* _TEXTE EXTRAIT_:
===============

Les troupeaux sont groupés dans les trains spéciaux de transhumants, que la S.N.C.F. organise deux fois par semaine au départ des gares d'Arles et Nîmes : dans ces trains, les troupeaux conservent leur individualité et n'aboutissent pas nécessairement à la même gare destinataire.

 

Pour certains petits troupeaux Mérinos, l'éleveur désireux d'éviter les soucis de la transhumance confie ses bêtes « en pension », à un éleveur dont le troupeau personnel est insuffisant pour exploiter pleinement les ressources de la montagne. Parfois, cette pension est assumée par un négociant de bestiaux ou encore par des agriculteurs des départements d'accueil, qui louent à la fois les pâturages et leurs services.

 

On estime que la « mise en pension » effectuée dans ces conditions revient entre 600 et 800 F par tête (transport compris).

 

Les époques de départ sont commandées par les conditions atmosphériques particulières de l'année, par l'amenuisement des ressources fourragères de l'exploitation, et aussi par les vieilles habitudes auxquelles les bergers restent très attachés.

 

Les éleveurs de Caussenard considèrent, en effet, que le départ en montagne ne doit pas intervenir avant le 1° juin, car la végétation risque de ne pas être assez développée et les nuits demeurent fraîches. Mais le départ ne doit pas être retardé après le 12 juin, parce que les bêtes, insuffisamment préparées aux différences de température existant entre la plaine et la montagne à ce moment, risquent de s'enrhumer dès leur arrivée sur les plateaux.

 

En ce qui concerne le Mérinos d'Arles, mieux couvert que le Caussenard, le départ des troupeaux vers les pâturages froids des Alpes s'effectue dès la fin mai et se poursuit début juin. Le départ des troupeaux Mérinos est retardé le plus possible : ce n'est que lorsque les pâturages de plaine ne sont plus aptes à nourrir convenablement le troupeau, que l'on s'organise pour gagner les alpages.

===============

* _ENREGISTREMENTS FOURNIS_:
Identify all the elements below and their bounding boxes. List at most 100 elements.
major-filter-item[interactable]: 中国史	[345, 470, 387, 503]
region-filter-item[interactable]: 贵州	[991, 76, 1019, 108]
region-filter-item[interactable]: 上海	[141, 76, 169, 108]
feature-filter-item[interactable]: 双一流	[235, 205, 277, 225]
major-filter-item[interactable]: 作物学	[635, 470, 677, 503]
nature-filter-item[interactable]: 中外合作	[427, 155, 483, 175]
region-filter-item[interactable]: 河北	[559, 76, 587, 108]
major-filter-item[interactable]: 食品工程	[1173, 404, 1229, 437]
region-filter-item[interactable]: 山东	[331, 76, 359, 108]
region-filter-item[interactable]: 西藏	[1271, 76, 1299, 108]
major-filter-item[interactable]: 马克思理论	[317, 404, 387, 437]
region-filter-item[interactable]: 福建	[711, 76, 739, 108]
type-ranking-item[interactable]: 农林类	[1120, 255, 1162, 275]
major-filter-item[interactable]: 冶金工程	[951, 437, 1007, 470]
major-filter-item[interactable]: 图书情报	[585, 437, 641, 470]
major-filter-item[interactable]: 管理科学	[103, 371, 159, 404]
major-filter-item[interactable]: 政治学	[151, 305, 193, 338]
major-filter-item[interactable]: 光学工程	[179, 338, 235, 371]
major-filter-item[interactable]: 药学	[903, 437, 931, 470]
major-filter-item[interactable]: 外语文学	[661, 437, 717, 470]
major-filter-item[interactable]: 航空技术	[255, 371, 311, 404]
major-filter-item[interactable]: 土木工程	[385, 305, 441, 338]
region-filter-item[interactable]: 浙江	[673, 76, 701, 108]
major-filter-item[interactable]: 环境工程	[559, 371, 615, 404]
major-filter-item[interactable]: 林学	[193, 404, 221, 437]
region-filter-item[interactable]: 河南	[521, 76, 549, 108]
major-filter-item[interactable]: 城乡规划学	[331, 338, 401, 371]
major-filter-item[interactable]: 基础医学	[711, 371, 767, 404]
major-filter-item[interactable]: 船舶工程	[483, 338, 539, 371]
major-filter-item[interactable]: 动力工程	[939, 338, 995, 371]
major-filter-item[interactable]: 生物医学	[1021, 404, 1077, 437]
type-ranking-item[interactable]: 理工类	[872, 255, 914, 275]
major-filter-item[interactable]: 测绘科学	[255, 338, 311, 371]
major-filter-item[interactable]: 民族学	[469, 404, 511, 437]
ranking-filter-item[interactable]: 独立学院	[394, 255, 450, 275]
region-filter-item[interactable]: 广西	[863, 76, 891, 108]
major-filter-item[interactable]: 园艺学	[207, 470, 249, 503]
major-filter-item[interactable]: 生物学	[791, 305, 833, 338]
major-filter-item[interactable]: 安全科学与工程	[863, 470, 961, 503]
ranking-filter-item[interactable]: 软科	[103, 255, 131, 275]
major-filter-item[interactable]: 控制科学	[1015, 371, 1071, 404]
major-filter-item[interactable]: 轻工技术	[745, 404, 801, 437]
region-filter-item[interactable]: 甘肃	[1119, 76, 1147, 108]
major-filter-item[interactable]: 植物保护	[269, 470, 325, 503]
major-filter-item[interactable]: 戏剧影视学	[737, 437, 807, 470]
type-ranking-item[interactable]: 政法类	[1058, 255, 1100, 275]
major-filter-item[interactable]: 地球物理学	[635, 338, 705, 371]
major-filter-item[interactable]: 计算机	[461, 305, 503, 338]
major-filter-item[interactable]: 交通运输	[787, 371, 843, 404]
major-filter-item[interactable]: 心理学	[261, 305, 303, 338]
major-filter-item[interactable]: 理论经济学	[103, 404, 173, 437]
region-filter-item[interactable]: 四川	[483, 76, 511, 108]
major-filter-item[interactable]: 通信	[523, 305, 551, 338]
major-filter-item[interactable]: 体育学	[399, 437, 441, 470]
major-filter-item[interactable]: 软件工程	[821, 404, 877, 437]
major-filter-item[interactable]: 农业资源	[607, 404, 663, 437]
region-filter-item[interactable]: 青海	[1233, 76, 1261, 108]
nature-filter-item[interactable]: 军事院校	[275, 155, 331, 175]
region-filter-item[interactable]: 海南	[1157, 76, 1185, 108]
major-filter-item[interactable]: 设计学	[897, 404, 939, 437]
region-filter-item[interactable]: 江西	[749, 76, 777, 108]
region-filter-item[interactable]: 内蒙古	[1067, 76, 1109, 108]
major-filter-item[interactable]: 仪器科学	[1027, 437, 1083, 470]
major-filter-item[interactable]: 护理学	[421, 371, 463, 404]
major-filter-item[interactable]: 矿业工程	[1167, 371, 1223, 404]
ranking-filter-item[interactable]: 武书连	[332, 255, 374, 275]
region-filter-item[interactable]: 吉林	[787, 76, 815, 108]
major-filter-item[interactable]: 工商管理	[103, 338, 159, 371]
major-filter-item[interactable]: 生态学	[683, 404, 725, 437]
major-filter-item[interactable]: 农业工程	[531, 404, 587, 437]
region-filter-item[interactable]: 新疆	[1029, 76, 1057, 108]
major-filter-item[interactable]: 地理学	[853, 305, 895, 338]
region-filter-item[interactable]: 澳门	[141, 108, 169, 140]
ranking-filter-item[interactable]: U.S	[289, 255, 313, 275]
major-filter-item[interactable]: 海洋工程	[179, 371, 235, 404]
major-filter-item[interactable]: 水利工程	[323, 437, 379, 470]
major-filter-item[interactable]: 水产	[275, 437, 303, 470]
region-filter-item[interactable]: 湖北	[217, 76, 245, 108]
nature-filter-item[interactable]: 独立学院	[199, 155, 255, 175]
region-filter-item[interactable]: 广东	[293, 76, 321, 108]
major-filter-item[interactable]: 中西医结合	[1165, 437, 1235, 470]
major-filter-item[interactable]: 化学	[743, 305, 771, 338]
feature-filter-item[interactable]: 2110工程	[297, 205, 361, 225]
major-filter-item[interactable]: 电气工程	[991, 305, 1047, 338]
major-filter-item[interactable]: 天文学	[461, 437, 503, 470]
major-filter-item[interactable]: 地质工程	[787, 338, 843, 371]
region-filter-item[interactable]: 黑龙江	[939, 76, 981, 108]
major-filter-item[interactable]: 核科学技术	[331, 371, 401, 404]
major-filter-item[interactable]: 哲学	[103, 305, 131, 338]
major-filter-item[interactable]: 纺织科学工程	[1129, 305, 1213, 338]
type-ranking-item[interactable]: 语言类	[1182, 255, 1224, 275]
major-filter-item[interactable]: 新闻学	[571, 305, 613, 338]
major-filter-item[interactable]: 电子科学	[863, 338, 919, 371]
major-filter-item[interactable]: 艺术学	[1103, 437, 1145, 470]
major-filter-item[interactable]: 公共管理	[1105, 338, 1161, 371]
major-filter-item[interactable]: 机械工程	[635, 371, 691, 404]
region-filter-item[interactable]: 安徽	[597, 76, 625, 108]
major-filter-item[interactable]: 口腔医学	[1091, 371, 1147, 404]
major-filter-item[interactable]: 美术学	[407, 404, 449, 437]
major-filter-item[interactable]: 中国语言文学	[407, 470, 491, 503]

===============

* _SÉRIE D'EXERCICES_:
[1] Citez le passage du texte sur la transhumance compris entre « Les époques de » et « restent très attachés. », ces deux bornes incluses.
[2] Imprimez tels quels les enregistrements, de leur première ligne jusqu'à la ligne contenant « 338, 235, 371] », toutes deux incluses.
Les enregistrements n'ont aucun lien avec le texte sur la transhumance.

* _CORRIGÉS DÉTAILLÉS_:
[1]
Les époques de départ sont commandées par les conditions atmosphériques particulières de l'année, par l'amenuisement des ressources fourragères de l'exploitation, et aussi par les vieilles habitudes auxquelles les bergers restent très attachés.

[2]
Identify all the elements below and their bounding boxes. List at most 100 elements.
major-filter-item[interactable]: 中国史	[345, 470, 387, 503]
region-filter-item[interactable]: 贵州	[991, 76, 1019, 108]
region-filter-item[interactable]: 上海	[141, 76, 169, 108]
feature-filter-item[interactable]: 双一流	[235, 205, 277, 225]
major-filter-item[interactable]: 作物学	[635, 470, 677, 503]
nature-filter-item[interactable]: 中外合作	[427, 155, 483, 175]
region-filter-item[interactable]: 河北	[559, 76, 587, 108]
major-filter-item[interactable]: 食品工程	[1173, 404, 1229, 437]
region-filter-item[interactable]: 山东	[331, 76, 359, 108]
region-filter-item[interactable]: 西藏	[1271, 76, 1299, 108]
major-filter-item[interactable]: 马克思理论	[317, 404, 387, 437]
region-filter-item[interactable]: 福建	[711, 76, 739, 108]
type-ranking-item[interactable]: 农林类	[1120, 255, 1162, 275]
major-filter-item[interactable]: 冶金工程	[951, 437, 1007, 470]
major-filter-item[interactable]: 图书情报	[585, 437, 641, 470]
major-filter-item[interactable]: 管理科学	[103, 371, 159, 404]
major-filter-item[interactable]: 政治学	[151, 305, 193, 338]
major-filter-item[interactable]: 光学工程	[179, 338, 235, 371]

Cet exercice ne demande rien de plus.